▶ Stored dataset items
········

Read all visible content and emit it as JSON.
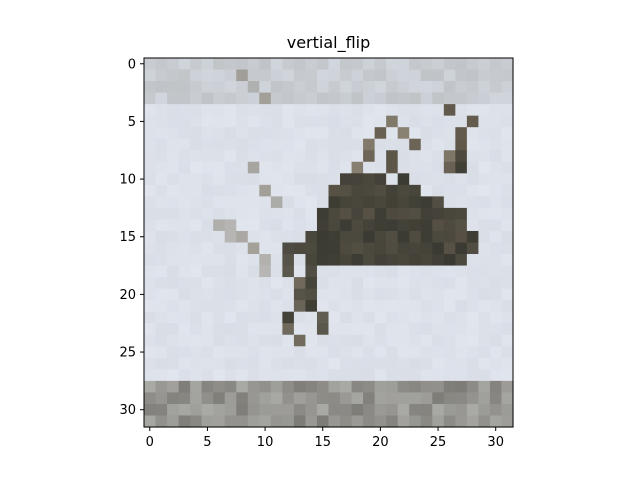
{
  "figure": {
    "title": "vertial_flip",
    "x_ticks": [
      "0",
      "5",
      "10",
      "15",
      "20",
      "25",
      "30"
    ],
    "y_ticks": [
      "0",
      "5",
      "10",
      "15",
      "20",
      "25",
      "30"
    ]
  },
  "image": {
    "content": "low-resolution 32x32 pixel image of a dark animal (bird/deer-like) against a pale blue-gray sky with a gray ground strip at bottom",
    "palette": {
      "sky": "#d8dde6",
      "sky_light": "#e3e7ef",
      "ground": "#a9a9a6",
      "ground_dark": "#7d7b76",
      "animal_dark": "#3a3a32",
      "animal_mid": "#5e574a",
      "animal_light": "#8a8272",
      "top_band": "#b5b8b9"
    }
  }
}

········

▶ WORK TO DO
Quote the records above exactly, leaving out any pictures.

▶ RESULT OF THIS TASK
Read all visible content and emit it as JSON.
{
  "figure": {
    "title": "vertial_flip",
    "x_ticks": [
      "0",
      "5",
      "10",
      "15",
      "20",
      "25",
      "30"
    ],
    "y_ticks": [
      "0",
      "5",
      "10",
      "15",
      "20",
      "25",
      "30"
    ]
  },
  "image": {
    "content": "low-resolution 32x32 pixel image of a dark animal (bird/deer-like) against a pale blue-gray sky with a gray ground strip at bottom",
    "palette": {
      "sky": "#d8dde6",
      "sky_light": "#e3e7ef",
      "ground": "#a9a9a6",
      "ground_dark": "#7d7b76",
      "animal_dark": "#3a3a32",
      "animal_mid": "#5e574a",
      "animal_light": "#8a8272",
      "top_band": "#b5b8b9"
    }
  }
}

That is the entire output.